(Work instructions):
Answer with the number of lines in the listing below that contain the word "xlabel", and nothing else.
.....
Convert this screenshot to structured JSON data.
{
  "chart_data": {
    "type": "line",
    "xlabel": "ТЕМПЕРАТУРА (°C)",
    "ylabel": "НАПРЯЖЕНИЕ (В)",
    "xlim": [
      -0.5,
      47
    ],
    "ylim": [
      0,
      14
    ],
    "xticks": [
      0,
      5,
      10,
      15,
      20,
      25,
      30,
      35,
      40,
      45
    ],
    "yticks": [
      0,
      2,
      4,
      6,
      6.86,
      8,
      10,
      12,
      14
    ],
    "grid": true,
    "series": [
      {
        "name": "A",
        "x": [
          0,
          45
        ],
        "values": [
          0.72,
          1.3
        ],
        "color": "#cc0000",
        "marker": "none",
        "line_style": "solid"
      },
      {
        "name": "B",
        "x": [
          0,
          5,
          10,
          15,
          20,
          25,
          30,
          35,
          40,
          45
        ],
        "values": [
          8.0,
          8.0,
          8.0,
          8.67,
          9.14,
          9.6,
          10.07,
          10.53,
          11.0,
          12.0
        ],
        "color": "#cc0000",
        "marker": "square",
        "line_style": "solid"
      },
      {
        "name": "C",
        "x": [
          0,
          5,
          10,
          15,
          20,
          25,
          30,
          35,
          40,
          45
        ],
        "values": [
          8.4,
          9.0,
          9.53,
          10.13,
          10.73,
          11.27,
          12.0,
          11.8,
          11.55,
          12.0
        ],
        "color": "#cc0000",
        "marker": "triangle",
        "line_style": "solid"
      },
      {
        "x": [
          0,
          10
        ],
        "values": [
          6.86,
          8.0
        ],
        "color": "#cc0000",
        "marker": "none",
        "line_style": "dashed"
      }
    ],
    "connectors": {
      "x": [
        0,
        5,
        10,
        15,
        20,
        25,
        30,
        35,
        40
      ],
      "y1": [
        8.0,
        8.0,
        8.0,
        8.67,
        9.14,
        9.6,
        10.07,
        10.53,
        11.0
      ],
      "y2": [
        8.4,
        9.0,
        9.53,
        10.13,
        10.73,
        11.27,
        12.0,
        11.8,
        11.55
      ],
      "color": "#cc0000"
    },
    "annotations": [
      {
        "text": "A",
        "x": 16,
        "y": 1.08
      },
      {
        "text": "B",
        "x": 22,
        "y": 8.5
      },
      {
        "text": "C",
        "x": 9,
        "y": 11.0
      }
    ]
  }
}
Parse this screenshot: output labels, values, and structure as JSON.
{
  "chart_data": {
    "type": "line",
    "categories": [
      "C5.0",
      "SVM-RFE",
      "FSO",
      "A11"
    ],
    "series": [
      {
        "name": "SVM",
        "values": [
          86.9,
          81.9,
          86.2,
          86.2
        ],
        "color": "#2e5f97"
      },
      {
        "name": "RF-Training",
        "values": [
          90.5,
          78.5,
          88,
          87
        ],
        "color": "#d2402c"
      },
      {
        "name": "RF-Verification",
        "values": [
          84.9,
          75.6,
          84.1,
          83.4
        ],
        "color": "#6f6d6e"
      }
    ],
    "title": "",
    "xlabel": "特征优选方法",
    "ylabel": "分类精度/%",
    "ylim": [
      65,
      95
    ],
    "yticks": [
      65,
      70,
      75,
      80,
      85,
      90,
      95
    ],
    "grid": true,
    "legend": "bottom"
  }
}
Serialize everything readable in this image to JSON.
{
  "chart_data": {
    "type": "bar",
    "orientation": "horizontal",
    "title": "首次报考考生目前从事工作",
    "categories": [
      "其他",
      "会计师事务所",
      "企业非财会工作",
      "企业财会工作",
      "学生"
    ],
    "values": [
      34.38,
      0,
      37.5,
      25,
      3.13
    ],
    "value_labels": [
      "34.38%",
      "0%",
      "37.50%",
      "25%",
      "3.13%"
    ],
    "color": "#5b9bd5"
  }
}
.....
(Answer to this problem):
2